Stored records:
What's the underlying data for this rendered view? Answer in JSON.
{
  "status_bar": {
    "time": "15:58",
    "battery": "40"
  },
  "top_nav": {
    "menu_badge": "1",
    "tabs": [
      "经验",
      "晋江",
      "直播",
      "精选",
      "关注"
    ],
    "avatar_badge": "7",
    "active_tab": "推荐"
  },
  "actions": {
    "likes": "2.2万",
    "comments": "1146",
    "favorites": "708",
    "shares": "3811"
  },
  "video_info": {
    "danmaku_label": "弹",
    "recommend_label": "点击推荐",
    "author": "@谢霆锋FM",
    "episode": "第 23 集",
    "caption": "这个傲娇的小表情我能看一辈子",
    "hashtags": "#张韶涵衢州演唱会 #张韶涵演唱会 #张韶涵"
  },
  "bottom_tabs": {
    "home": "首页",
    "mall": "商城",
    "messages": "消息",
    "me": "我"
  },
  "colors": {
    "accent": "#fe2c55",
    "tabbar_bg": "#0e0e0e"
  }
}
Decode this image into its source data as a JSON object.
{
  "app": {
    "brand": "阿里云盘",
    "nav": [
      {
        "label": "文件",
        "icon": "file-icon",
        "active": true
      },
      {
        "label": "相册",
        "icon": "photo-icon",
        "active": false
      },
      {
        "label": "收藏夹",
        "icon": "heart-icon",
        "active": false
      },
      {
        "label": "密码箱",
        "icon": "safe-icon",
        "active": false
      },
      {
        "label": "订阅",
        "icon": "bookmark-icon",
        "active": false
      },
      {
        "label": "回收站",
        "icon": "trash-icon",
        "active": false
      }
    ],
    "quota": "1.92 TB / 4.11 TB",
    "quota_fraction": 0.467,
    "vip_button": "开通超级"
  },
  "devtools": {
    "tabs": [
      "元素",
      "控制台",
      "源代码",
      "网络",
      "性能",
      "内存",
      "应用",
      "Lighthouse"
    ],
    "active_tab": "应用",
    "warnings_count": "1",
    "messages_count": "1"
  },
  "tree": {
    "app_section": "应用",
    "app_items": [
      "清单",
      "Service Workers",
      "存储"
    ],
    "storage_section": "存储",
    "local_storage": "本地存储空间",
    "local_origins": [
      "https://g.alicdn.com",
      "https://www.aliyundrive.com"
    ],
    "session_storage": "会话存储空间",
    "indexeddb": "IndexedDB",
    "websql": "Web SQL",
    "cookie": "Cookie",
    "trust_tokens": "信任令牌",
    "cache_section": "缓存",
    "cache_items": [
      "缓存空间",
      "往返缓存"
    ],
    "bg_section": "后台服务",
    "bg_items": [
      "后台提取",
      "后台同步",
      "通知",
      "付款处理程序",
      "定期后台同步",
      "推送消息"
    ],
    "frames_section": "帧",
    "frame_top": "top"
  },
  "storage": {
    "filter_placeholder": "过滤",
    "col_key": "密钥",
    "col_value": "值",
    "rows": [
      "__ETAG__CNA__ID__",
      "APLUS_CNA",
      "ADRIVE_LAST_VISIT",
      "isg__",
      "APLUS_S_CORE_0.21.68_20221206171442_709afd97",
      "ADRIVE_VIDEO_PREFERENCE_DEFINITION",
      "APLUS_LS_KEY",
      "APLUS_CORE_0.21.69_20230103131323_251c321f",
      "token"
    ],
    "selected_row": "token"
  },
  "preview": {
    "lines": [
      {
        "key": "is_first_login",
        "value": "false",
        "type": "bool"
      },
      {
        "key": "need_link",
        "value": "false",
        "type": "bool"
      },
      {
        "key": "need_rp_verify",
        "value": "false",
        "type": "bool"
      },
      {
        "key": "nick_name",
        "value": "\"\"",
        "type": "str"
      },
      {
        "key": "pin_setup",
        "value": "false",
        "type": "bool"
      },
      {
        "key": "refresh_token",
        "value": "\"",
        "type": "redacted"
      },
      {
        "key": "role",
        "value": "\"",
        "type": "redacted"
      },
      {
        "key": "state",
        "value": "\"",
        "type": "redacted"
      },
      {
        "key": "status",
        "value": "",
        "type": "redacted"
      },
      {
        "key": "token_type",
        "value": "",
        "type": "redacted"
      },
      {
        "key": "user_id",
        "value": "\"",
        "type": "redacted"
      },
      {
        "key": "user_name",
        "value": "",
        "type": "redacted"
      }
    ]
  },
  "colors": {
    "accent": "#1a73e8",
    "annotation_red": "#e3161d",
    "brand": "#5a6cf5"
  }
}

Exercise prompt: Return all of the entries exactly as written.

Answer to the task:
What's the underlying data for this rendered view? Answer in JSON.
{
  "status_bar": {
    "time": "15:58",
    "battery": "40"
  },
  "top_nav": {
    "menu_badge": "1",
    "tabs": [
      "经验",
      "晋江",
      "直播",
      "精选",
      "关注"
    ],
    "avatar_badge": "7",
    "active_tab": "推荐"
  },
  "actions": {
    "likes": "2.2万",
    "comments": "1146",
    "favorites": "708",
    "shares": "3811"
  },
  "video_info": {
    "danmaku_label": "弹",
    "recommend_label": "点击推荐",
    "author": "@谢霆锋FM",
    "episode": "第 23 集",
    "caption": "这个傲娇的小表情我能看一辈子",
    "hashtags": "#张韶涵衢州演唱会 #张韶涵演唱会 #张韶涵"
  },
  "bottom_tabs": {
    "home": "首页",
    "mall": "商城",
    "messages": "消息",
    "me": "我"
  },
  "colors": {
    "accent": "#fe2c55",
    "tabbar_bg": "#0e0e0e"
  }
}
Decode this image into its source data as a JSON object.
{
  "app": {
    "brand": "阿里云盘",
    "nav": [
      {
        "label": "文件",
        "icon": "file-icon",
        "active": true
      },
      {
        "label": "相册",
        "icon": "photo-icon",
        "active": false
      },
      {
        "label": "收藏夹",
        "icon": "heart-icon",
        "active": false
      },
      {
        "label": "密码箱",
        "icon": "safe-icon",
        "active": false
      },
      {
        "label": "订阅",
        "icon": "bookmark-icon",
        "active": false
      },
      {
        "label": "回收站",
        "icon": "trash-icon",
        "active": false
      }
    ],
    "quota": "1.92 TB / 4.11 TB",
    "quota_fraction": 0.467,
    "vip_button": "开通超级"
  },
  "devtools": {
    "tabs": [
      "元素",
      "控制台",
      "源代码",
      "网络",
      "性能",
      "内存",
      "应用",
      "Lighthouse"
    ],
    "active_tab": "应用",
    "warnings_count": "1",
    "messages_count": "1"
  },
  "tree": {
    "app_section": "应用",
    "app_items": [
      "清单",
      "Service Workers",
      "存储"
    ],
    "storage_section": "存储",
    "local_storage": "本地存储空间",
    "local_origins": [
      "https://g.alicdn.com",
      "https://www.aliyundrive.com"
    ],
    "session_storage": "会话存储空间",
    "indexeddb": "IndexedDB",
    "websql": "Web SQL",
    "cookie": "Cookie",
    "trust_tokens": "信任令牌",
    "cache_section": "缓存",
    "cache_items": [
      "缓存空间",
      "往返缓存"
    ],
    "bg_section": "后台服务",
    "bg_items": [
      "后台提取",
      "后台同步",
      "通知",
      "付款处理程序",
      "定期后台同步",
      "推送消息"
    ],
    "frames_section": "帧",
    "frame_top": "top"
  },
  "storage": {
    "filter_placeholder": "过滤",
    "col_key": "密钥",
    "col_value": "值",
    "rows": [
      "__ETAG__CNA__ID__",
      "APLUS_CNA",
      "ADRIVE_LAST_VISIT",
      "isg__",
      "APLUS_S_CORE_0.21.68_20221206171442_709afd97",
      "ADRIVE_VIDEO_PREFERENCE_DEFINITION",
      "APLUS_LS_KEY",
      "APLUS_CORE_0.21.69_20230103131323_251c321f",
      "token"
    ],
    "selected_row": "token"
  },
  "preview": {
    "lines": [
      {
        "key": "is_first_login",
        "value": "false",
        "type": "bool"
      },
      {
        "key": "need_link",
        "value": "false",
        "type": "bool"
      },
      {
        "key": "need_rp_verify",
        "value": "false",
        "type": "bool"
      },
      {
        "key": "nick_name",
        "value": "\"\"",
        "type": "str"
      },
      {
        "key": "pin_setup",
        "value": "false",
        "type": "bool"
      },
      {
        "key": "refresh_token",
        "value": "\"",
        "type": "redacted"
      },
      {
        "key": "role",
        "value": "\"",
        "type": "redacted"
      },
      {
        "key": "state",
        "value": "\"",
        "type": "redacted"
      },
      {
        "key": "status",
        "value": "",
        "type": "redacted"
      },
      {
        "key": "token_type",
        "value": "",
        "type": "redacted"
      },
      {
        "key": "user_id",
        "value": "\"",
        "type": "redacted"
      },
      {
        "key": "user_name",
        "value": "",
        "type": "redacted"
      }
    ]
  },
  "colors": {
    "accent": "#1a73e8",
    "annotation_red": "#e3161d",
    "brand": "#5a6cf5"
  }
}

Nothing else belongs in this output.